— Start of Supplied data —
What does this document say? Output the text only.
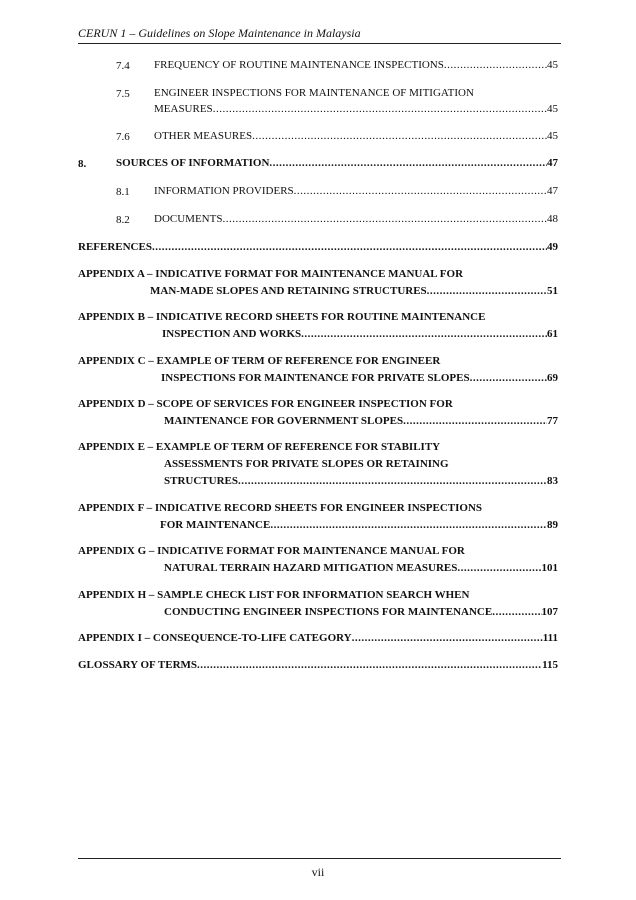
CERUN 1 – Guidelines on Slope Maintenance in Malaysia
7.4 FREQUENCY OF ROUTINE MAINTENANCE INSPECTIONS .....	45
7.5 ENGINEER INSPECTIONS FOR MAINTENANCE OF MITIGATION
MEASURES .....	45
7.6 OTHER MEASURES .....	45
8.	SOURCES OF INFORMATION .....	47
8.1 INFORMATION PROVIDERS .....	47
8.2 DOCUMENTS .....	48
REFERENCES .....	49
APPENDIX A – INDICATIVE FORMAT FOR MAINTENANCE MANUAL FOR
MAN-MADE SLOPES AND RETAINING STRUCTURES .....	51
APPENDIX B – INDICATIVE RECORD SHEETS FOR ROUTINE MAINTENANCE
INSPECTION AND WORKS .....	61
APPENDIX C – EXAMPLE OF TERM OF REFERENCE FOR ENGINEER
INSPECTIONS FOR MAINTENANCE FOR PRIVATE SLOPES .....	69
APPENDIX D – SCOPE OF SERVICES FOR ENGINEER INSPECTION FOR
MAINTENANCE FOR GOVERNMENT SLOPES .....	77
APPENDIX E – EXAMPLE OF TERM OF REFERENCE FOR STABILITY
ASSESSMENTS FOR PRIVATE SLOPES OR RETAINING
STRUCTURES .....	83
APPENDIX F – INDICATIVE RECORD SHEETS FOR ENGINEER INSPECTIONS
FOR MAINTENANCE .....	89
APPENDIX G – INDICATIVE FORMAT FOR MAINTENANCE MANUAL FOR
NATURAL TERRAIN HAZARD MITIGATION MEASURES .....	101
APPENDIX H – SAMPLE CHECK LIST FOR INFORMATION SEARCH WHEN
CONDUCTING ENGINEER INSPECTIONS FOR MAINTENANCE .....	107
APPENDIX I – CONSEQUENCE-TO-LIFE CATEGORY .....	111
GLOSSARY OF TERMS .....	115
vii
— End of Supplied data —
— Start of Supplied data —
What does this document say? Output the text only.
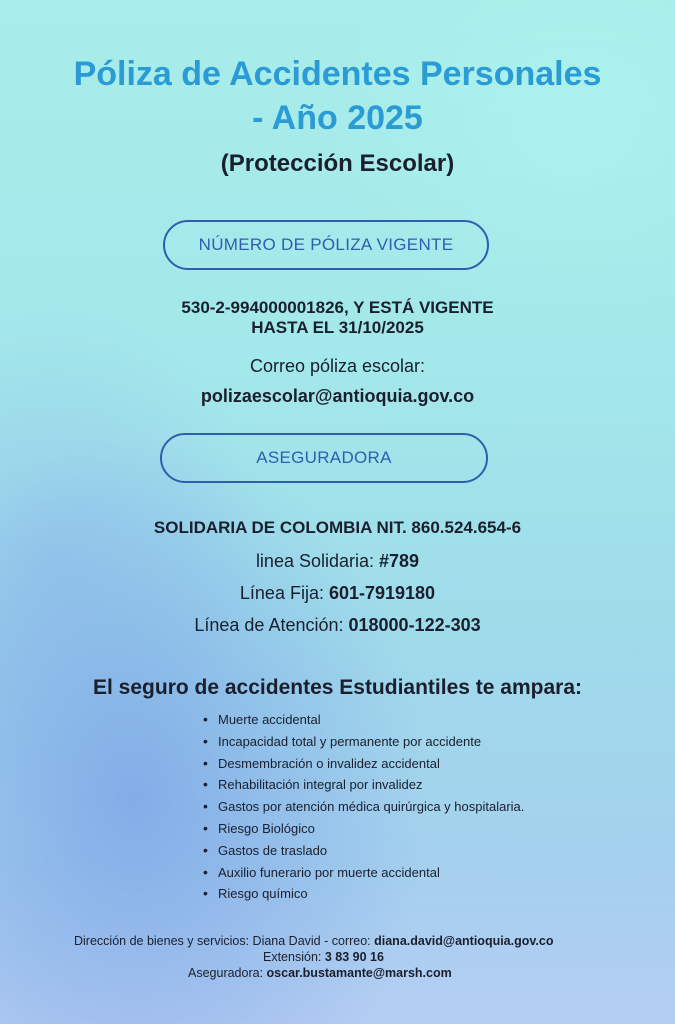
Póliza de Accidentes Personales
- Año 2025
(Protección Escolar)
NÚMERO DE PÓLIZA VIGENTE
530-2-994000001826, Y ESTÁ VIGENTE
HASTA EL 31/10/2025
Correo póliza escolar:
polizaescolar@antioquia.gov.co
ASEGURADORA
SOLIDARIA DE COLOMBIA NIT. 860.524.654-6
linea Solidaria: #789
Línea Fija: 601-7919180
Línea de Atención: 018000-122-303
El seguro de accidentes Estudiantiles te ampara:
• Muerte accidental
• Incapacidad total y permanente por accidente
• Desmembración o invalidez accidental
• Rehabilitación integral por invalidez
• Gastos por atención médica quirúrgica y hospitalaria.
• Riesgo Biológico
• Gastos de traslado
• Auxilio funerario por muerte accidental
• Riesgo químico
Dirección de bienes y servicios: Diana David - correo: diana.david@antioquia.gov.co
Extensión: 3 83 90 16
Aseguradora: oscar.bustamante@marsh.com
— End of Supplied data —
— Start of Supplied data —
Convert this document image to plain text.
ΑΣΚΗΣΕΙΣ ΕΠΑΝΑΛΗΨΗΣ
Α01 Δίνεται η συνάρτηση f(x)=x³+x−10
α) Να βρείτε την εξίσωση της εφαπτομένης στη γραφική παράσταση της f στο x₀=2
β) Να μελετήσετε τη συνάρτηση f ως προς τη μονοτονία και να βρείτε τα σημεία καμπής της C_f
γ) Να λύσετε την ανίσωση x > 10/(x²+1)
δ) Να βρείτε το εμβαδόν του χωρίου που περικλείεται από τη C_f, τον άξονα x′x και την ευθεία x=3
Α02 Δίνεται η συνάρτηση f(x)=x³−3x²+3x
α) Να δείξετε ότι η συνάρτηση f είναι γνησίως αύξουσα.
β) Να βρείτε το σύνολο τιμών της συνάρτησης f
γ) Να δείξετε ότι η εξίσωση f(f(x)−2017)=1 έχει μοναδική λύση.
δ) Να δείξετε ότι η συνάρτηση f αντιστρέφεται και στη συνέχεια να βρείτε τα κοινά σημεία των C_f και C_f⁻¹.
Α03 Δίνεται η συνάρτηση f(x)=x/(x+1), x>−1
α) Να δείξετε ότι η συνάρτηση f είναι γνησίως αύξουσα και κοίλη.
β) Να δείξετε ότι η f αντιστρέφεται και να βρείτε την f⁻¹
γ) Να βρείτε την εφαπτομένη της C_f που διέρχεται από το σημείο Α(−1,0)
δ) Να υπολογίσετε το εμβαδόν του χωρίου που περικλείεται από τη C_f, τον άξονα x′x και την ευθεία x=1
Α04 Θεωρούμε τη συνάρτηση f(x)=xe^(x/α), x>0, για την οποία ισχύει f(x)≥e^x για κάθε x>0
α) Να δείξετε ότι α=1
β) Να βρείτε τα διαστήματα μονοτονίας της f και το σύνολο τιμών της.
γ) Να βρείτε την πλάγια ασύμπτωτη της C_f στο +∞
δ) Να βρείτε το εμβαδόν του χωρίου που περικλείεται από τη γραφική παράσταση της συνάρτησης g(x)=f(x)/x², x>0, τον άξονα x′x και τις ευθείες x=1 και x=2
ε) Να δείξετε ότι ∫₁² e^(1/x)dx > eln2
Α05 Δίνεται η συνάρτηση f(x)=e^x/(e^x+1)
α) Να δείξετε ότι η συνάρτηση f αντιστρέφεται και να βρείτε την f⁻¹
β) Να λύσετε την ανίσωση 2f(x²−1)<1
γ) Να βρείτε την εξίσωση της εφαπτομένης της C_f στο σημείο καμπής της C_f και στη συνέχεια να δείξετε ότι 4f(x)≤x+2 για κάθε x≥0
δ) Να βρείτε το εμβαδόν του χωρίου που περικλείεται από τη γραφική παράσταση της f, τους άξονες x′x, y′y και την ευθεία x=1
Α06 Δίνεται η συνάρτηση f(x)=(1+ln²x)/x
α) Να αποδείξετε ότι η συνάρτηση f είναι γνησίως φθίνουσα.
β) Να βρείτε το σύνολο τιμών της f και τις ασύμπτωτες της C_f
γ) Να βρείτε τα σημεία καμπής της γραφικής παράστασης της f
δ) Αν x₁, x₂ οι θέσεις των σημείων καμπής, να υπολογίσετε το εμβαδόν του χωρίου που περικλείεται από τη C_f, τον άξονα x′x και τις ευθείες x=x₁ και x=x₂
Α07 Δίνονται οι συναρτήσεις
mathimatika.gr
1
— End of Supplied data —
> **Exercise directions**: Extract from the material all lines containing the string "RECORD".

> **Task answer**:
APPENDIX B – INDICATIVE RECORD SHEETS FOR ROUTINE MAINTENANCE
APPENDIX F – INDICATIVE RECORD SHEETS FOR ENGINEER INSPECTIONS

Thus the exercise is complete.